-- BEGIN Data for the task --
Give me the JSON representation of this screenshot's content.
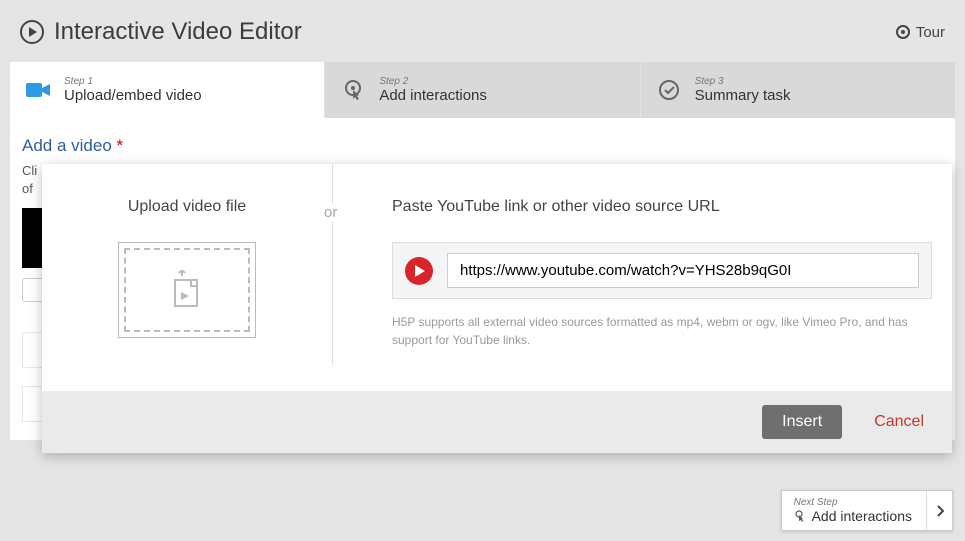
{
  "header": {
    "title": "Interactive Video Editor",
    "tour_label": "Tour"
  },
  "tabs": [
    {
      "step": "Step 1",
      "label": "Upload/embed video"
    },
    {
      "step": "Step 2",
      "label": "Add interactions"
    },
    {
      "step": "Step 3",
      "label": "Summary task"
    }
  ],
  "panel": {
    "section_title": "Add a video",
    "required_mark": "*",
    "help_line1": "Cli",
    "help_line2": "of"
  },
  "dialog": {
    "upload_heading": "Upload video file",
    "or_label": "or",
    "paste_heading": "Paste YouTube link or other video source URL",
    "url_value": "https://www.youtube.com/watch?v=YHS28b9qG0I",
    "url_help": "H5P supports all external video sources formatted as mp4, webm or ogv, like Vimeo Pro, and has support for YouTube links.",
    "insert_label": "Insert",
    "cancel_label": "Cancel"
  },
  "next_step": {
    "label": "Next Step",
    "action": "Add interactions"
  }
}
-- END Data for the task --
-- BEGIN Data for the task --
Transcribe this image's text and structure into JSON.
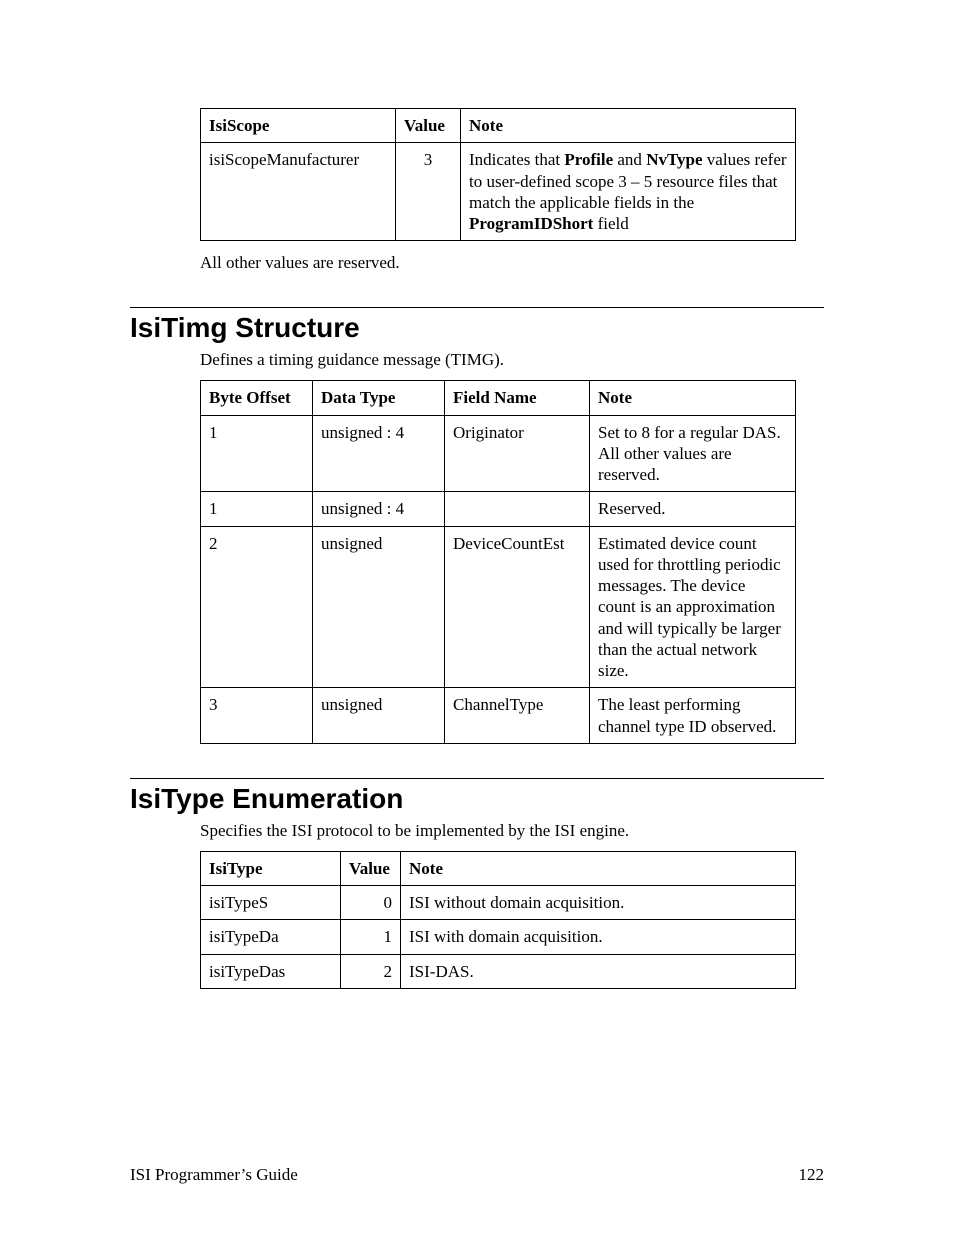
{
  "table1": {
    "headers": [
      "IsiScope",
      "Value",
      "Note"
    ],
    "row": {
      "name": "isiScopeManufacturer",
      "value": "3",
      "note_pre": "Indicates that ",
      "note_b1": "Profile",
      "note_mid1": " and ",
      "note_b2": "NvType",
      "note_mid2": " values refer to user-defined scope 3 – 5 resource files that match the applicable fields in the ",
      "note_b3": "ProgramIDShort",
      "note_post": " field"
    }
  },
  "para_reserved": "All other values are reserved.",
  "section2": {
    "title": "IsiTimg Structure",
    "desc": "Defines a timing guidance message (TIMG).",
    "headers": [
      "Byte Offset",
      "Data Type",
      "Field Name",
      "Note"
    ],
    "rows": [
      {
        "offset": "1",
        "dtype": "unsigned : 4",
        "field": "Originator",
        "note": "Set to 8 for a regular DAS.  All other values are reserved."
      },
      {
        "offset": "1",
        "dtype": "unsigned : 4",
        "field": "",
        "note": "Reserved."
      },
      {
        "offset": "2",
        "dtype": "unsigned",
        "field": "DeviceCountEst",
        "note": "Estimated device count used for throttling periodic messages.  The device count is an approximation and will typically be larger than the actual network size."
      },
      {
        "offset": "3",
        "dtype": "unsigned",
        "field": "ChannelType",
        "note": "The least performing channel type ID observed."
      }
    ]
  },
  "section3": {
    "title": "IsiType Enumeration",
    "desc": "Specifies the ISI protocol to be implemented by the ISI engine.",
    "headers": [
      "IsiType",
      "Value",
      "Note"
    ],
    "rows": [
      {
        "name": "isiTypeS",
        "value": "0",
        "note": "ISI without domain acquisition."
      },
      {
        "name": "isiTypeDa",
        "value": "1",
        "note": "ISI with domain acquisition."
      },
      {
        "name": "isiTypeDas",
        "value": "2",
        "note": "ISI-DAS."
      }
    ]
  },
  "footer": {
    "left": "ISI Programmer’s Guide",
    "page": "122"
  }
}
-- END Data for the task --
▸ Stated problem:
Each line containing the word "acquisition" counts once; say how many such lines there are, giving only the number.

▸ Task solution:
2